◆ THE INPUT
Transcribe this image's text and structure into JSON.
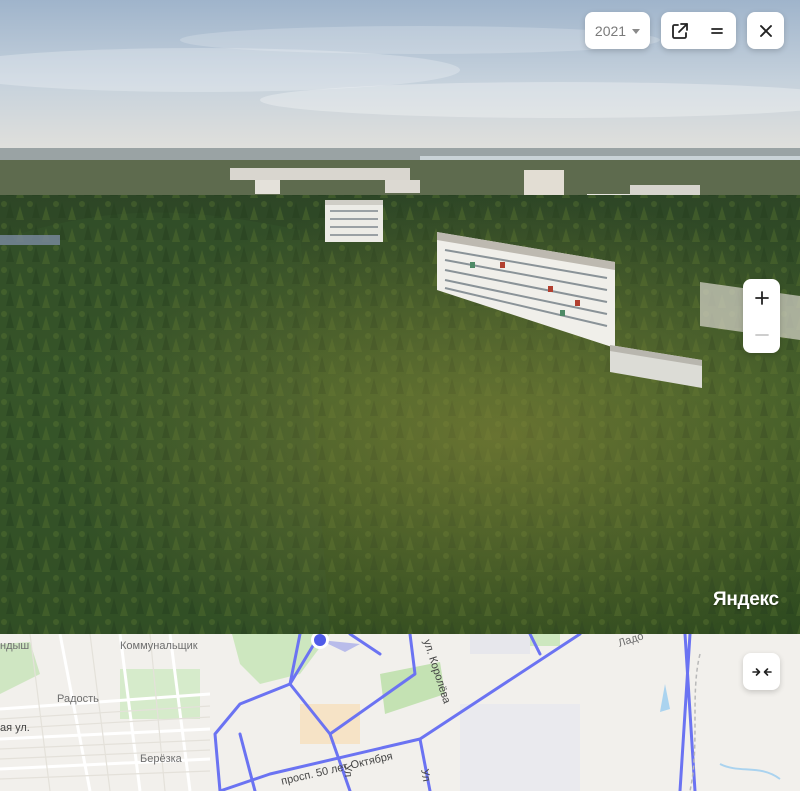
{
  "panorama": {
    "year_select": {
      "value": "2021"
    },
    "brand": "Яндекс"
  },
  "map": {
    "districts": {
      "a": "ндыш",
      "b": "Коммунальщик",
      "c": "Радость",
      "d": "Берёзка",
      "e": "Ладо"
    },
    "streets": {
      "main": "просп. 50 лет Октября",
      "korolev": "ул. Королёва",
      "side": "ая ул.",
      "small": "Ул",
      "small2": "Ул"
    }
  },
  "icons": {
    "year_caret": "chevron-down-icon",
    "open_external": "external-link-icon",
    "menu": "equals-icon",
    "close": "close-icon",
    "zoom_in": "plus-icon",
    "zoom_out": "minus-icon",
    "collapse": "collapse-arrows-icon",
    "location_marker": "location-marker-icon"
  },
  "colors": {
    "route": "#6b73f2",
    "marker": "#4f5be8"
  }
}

◆ DIRECTION
Extract the entries in full, exactly as they are, minus the pictures.

◆ WORKED SOLUTION
Transcribe this image's text and structure into JSON.
{
  "panorama": {
    "year_select": {
      "value": "2021"
    },
    "brand": "Яндекс"
  },
  "map": {
    "districts": {
      "a": "ндыш",
      "b": "Коммунальщик",
      "c": "Радость",
      "d": "Берёзка",
      "e": "Ладо"
    },
    "streets": {
      "main": "просп. 50 лет Октября",
      "korolev": "ул. Королёва",
      "side": "ая ул.",
      "small": "Ул",
      "small2": "Ул"
    }
  },
  "icons": {
    "year_caret": "chevron-down-icon",
    "open_external": "external-link-icon",
    "menu": "equals-icon",
    "close": "close-icon",
    "zoom_in": "plus-icon",
    "zoom_out": "minus-icon",
    "collapse": "collapse-arrows-icon",
    "location_marker": "location-marker-icon"
  },
  "colors": {
    "route": "#6b73f2",
    "marker": "#4f5be8"
  }
}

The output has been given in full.